WRITTEN REQUEST
Wherever "main" appears in a line, copy that line.
* BEGIN *
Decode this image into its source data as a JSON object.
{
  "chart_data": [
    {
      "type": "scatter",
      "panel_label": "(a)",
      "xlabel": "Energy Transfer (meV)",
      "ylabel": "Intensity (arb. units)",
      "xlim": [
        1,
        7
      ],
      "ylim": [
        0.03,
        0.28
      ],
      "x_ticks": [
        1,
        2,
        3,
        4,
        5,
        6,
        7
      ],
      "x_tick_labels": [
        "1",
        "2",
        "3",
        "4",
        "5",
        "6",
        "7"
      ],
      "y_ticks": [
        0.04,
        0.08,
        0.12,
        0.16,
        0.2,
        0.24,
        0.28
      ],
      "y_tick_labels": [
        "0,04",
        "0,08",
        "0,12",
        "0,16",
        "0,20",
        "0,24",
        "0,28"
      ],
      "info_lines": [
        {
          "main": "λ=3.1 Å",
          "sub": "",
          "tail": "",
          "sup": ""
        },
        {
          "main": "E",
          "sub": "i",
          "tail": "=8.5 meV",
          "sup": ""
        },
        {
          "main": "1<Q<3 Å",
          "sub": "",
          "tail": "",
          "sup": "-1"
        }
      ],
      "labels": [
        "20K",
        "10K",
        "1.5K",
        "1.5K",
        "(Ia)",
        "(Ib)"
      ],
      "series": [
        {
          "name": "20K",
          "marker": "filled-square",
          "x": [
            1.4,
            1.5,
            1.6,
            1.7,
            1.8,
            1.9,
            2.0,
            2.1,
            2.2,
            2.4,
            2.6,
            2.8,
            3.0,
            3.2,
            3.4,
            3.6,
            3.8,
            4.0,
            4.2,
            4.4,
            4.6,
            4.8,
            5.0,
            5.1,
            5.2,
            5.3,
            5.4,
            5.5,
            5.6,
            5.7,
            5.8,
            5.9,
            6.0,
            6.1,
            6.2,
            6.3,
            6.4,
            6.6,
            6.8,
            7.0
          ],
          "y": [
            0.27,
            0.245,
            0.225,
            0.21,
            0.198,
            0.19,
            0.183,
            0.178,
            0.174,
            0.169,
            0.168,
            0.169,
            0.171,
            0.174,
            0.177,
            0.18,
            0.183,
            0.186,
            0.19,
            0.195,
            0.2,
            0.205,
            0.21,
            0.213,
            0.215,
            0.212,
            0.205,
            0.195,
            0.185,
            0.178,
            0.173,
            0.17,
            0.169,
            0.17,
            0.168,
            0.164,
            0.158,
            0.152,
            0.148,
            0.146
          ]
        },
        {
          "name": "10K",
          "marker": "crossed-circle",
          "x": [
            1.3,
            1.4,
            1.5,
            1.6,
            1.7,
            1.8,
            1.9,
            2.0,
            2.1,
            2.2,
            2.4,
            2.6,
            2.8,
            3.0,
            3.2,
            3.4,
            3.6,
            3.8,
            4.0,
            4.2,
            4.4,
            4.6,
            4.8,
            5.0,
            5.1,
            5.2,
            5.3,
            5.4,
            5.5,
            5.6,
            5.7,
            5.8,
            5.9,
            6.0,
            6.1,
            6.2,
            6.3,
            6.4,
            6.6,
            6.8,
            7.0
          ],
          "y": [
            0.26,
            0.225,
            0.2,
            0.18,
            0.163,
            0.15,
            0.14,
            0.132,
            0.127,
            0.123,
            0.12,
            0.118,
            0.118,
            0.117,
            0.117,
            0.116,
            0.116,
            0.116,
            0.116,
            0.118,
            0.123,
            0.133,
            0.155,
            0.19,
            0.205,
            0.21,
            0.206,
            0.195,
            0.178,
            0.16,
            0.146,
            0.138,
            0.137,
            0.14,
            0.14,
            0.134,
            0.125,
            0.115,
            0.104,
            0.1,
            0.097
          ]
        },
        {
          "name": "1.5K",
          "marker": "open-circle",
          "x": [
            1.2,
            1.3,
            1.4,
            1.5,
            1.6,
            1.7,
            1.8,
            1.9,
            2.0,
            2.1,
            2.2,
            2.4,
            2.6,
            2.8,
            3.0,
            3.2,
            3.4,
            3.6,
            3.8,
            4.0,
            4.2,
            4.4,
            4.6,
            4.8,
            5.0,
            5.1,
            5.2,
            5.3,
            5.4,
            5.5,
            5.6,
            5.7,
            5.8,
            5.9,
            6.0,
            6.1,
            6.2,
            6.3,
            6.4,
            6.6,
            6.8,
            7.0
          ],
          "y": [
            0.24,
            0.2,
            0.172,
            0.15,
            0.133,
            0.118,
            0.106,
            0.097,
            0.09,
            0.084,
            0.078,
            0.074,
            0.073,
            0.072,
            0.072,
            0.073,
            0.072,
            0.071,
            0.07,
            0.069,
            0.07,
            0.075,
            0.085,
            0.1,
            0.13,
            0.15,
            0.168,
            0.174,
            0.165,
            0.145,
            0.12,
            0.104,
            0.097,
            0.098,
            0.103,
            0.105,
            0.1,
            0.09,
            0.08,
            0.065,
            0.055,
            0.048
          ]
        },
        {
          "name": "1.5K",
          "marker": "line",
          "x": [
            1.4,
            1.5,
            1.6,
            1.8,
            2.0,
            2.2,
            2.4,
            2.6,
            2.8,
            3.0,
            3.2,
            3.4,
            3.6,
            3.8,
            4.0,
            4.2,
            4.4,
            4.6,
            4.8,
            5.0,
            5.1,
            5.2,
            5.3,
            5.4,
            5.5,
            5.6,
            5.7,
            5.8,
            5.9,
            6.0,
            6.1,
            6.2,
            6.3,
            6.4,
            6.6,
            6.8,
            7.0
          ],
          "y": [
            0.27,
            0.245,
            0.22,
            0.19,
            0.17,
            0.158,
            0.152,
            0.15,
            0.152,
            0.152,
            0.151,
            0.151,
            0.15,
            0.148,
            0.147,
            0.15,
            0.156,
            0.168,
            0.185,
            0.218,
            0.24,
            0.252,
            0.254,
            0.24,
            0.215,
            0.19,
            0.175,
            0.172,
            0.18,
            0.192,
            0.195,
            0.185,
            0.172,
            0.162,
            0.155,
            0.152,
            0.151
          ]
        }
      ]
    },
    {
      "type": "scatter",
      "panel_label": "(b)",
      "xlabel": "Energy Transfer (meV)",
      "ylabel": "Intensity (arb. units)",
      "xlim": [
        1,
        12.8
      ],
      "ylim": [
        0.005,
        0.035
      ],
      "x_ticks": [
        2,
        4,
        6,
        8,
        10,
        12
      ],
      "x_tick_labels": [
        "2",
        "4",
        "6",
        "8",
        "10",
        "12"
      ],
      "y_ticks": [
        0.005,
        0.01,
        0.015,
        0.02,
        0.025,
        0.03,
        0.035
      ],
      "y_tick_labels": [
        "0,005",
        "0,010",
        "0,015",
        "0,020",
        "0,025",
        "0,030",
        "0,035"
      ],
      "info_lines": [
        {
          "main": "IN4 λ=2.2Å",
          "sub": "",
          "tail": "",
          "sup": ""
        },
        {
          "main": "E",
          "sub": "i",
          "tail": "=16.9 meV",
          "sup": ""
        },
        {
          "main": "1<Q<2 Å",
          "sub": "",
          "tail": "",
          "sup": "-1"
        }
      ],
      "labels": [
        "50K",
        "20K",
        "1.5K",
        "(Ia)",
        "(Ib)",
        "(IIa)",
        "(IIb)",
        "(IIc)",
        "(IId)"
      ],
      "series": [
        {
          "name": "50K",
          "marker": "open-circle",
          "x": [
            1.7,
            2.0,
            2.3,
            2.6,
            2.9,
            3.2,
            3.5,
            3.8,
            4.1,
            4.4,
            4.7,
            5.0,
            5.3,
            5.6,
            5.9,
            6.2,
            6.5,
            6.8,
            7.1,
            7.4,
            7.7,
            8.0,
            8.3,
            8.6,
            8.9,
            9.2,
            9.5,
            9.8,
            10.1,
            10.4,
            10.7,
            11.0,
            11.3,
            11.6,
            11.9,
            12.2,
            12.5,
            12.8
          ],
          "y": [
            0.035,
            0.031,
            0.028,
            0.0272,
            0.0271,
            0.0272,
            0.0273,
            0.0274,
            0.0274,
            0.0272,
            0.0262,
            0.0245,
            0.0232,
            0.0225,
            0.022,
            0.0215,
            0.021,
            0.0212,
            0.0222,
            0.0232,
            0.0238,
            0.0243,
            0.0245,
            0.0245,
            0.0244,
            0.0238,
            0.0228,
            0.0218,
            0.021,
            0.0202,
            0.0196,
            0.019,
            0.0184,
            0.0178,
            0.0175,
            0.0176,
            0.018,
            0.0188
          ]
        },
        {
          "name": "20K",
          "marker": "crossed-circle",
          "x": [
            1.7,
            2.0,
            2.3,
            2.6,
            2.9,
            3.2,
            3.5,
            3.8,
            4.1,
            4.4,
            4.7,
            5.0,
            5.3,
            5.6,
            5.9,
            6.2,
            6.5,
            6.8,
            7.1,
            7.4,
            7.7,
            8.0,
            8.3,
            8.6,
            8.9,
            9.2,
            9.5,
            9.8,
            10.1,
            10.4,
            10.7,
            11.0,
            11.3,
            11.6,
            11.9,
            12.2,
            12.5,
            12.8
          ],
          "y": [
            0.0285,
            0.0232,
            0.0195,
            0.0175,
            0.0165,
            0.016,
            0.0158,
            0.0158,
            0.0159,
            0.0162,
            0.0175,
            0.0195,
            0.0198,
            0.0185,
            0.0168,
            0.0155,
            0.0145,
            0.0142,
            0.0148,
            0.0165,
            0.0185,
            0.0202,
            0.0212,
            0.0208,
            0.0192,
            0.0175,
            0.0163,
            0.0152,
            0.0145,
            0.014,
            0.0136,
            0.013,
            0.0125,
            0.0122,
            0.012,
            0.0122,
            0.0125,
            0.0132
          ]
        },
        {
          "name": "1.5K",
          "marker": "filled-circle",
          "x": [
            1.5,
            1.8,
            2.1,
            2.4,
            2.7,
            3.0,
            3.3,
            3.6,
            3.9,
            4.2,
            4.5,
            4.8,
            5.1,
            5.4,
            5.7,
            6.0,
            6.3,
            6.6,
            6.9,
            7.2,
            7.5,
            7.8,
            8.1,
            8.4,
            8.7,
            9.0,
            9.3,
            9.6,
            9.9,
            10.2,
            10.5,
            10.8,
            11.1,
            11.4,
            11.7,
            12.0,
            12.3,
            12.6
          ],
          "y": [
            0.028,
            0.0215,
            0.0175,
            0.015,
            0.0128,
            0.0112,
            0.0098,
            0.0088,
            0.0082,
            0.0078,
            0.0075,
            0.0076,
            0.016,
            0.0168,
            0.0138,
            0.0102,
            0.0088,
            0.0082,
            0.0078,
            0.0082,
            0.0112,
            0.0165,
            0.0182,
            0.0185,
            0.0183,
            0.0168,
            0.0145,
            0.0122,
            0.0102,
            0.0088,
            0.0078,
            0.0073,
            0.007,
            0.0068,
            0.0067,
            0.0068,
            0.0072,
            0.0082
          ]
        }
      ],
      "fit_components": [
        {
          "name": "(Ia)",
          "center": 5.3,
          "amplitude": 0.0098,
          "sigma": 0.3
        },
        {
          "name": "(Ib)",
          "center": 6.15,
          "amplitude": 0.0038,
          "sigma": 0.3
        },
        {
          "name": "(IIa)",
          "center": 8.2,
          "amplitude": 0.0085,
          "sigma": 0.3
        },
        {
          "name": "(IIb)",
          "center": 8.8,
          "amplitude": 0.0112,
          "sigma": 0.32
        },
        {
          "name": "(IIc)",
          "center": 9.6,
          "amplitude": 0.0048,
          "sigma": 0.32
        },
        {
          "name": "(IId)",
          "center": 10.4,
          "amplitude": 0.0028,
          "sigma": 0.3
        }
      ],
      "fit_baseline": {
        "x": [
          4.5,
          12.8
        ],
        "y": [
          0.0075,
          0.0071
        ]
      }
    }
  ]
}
* END *
SOLUTION FOR THIS EXERCISE
          "main": "λ=3.1 Å",
          "main": "E",
          "main": "1<Q<3 Å",
          "main": "IN4 λ=2.2Å",
          "main": "E",
          "main": "1<Q<2 Å",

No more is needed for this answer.